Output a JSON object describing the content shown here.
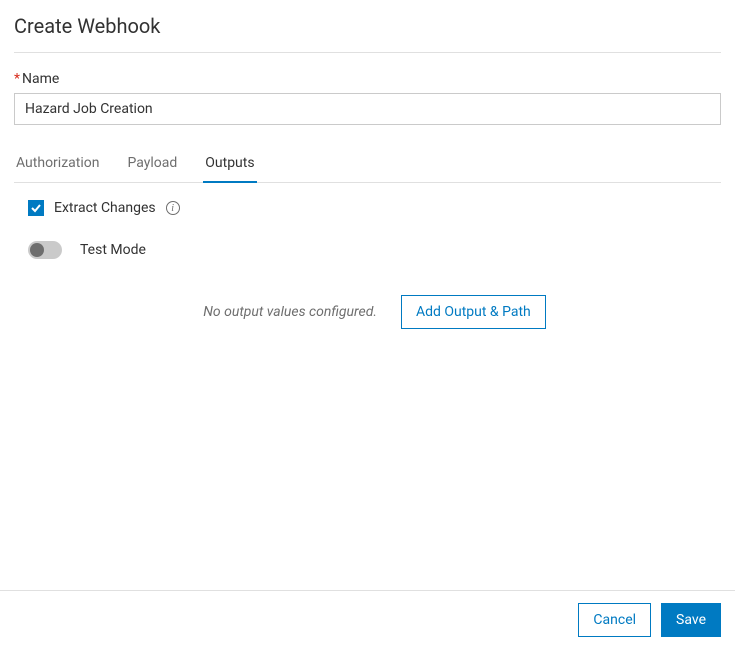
{
  "header": {
    "title": "Create Webhook"
  },
  "name_field": {
    "label": "Name",
    "required_marker": "*",
    "value": "Hazard Job Creation"
  },
  "tabs": [
    {
      "label": "Authorization",
      "active": false
    },
    {
      "label": "Payload",
      "active": false
    },
    {
      "label": "Outputs",
      "active": true
    }
  ],
  "outputs": {
    "extract_changes": {
      "label": "Extract Changes",
      "checked": true
    },
    "test_mode": {
      "label": "Test Mode",
      "enabled": false
    },
    "empty_message": "No output values configured.",
    "add_button": "Add Output & Path"
  },
  "footer": {
    "cancel": "Cancel",
    "save": "Save"
  }
}
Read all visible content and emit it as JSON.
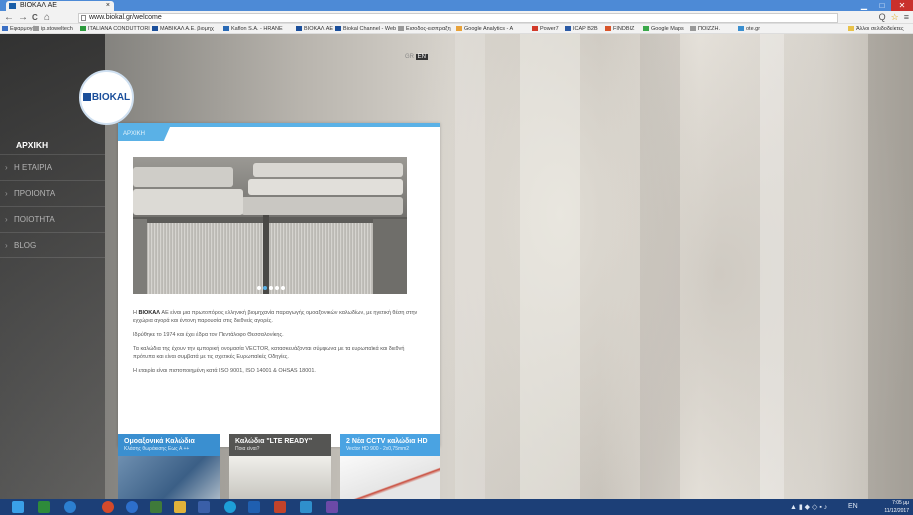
{
  "browser": {
    "tab_title": "BIOKAΛ AE",
    "tab_close": "×",
    "window_buttons": [
      "▁",
      "□",
      "✕"
    ],
    "nav": {
      "back": "←",
      "forward": "→",
      "reload": "C",
      "home": "⌂"
    },
    "url": "www.biokal.gr/welcome",
    "right_icons": [
      "Q",
      "☆",
      "≡"
    ],
    "bookmarks": [
      "Εφαρμογές",
      "ip.stoweltech",
      "ITALIANA CONDUTTORI",
      "ΜΑΒΙΚΑΛ Α.Ε. βιομηχ",
      "Kaflon S.A. - HRANE",
      "BIOKAΛ AE",
      "Biokal Channel - Web",
      "Εισοδος-εισπραξη",
      "Google Analytics - A",
      "Power7",
      "ICAP B2B",
      "FINDBIZ",
      "Google Maps",
      "ΠΟΙΖΖΗ.",
      "ote.gr",
      "Άλλοι σελιδοδείκτες"
    ]
  },
  "site": {
    "logo_text": "BIOKAL",
    "lang": {
      "gr": "GR",
      "en": "EN"
    },
    "menu": [
      {
        "label": "ΑΡΧΙΚΗ",
        "active": true
      },
      {
        "label": "Η ΕΤΑΙΡΙΑ",
        "active": false
      },
      {
        "label": "ΠΡΟΙΟΝΤΑ",
        "active": false
      },
      {
        "label": "ΠΟΙΟΤΗΤΑ",
        "active": false
      },
      {
        "label": "BLOG",
        "active": false
      }
    ],
    "menu_arrow": "›",
    "breadcrumb": "ΑΡΧΙΚΗ",
    "paragraphs": [
      {
        "brand": "BIOKAΛ",
        "text": " AE είναι μια πρωτοπόρος ελληνική βιομηχανία παραγωγής ομοαξονικών καλωδίων, με ηγετική θέση στην εγχώρια αγορά και έντονη παρουσία στις διεθνείς αγορές."
      },
      {
        "text": "Ιδρύθηκε το 1974 και έχει έδρα τον Πεντάλοφο Θεσσαλονίκης."
      },
      {
        "text": "Τα καλώδια της έχουν την εμπορική ονομασία VECTOR, κατασκευάζονται σύμφωνα με τα ευρωπαϊκά και διεθνή πρότυπα και είναι συμβατά με τις σχετικές Ευρωπαϊκές Οδηγίες."
      },
      {
        "text": "Η εταιρία είναι πιστοποιημένη κατά ISO 9001, ISO 14001 & OHSAS 18001."
      }
    ],
    "slider_count": 5,
    "slider_active": 1,
    "promos": [
      {
        "title": "Ομοαξονικά Καλώδια",
        "subtitle": "Κλάσης θωράκισης Εως A ++",
        "color": "#3a8fd0"
      },
      {
        "title": "Καλώδια \"LTE READY\"",
        "subtitle": "Ποια είναι?",
        "color": "#555553"
      },
      {
        "title": "2 Νέα CCTV καλώδια HD",
        "subtitle": "Vector HD 900 - 2x0,75mm2",
        "color": "#4aa3e2"
      }
    ]
  },
  "taskbar": {
    "time": "7:05 μμ",
    "date": "11/12/2017",
    "lang": "EN"
  },
  "colors": {
    "accent": "#5ab1e6",
    "brand": "#1b4f9b",
    "taskbar": "#1c3f77",
    "chrome_tabbar": "#4d8ad6"
  }
}
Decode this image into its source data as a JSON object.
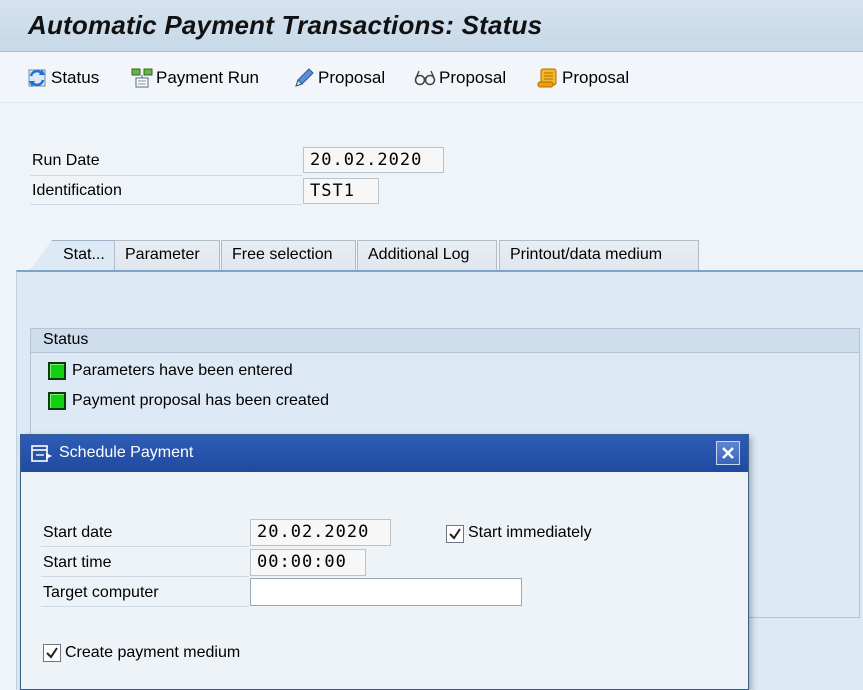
{
  "window": {
    "title": "Automatic Payment Transactions: Status"
  },
  "toolbar": {
    "items": [
      {
        "label": "Status",
        "icon": "refresh-status-icon"
      },
      {
        "label": "Payment Run",
        "icon": "payment-run-icon"
      },
      {
        "label": "Proposal",
        "icon": "pencil-edit-icon"
      },
      {
        "label": "Proposal",
        "icon": "glasses-display-icon"
      },
      {
        "label": "Proposal",
        "icon": "scroll-log-icon"
      }
    ]
  },
  "header_fields": {
    "run_date": {
      "label": "Run Date",
      "value": "20.02.2020"
    },
    "identification": {
      "label": "Identification",
      "value": "TST1"
    }
  },
  "tabs": [
    {
      "label": "Stat...",
      "active": true
    },
    {
      "label": "Parameter",
      "active": false
    },
    {
      "label": "Free selection",
      "active": false
    },
    {
      "label": "Additional Log",
      "active": false
    },
    {
      "label": "Printout/data medium",
      "active": false
    }
  ],
  "status_group": {
    "title": "Status",
    "items": [
      {
        "text": "Parameters have been entered",
        "state": "green"
      },
      {
        "text": "Payment proposal has been created",
        "state": "green"
      }
    ]
  },
  "dialog": {
    "title": "Schedule Payment",
    "start_date": {
      "label": "Start date",
      "value": "20.02.2020"
    },
    "start_time": {
      "label": "Start time",
      "value": "00:00:00"
    },
    "target_computer": {
      "label": "Target computer",
      "value": "",
      "placeholder": ""
    },
    "start_immediately": {
      "label": "Start immediately",
      "checked": true
    },
    "create_payment_medium": {
      "label": "Create payment medium",
      "checked": true
    }
  },
  "colors": {
    "title_bar": "#c7d8e8",
    "dialog_title": "#1f4aa0",
    "status_green": "#11d111",
    "tab_panel": "#dde9f5"
  }
}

-*-*-

- _Exercise goal_
Pull out all lines from the entries above that include the word "data".

- _Solution for this problem_
Decode this image into its source data as a JSON object.
      "label": "Printout/data medium",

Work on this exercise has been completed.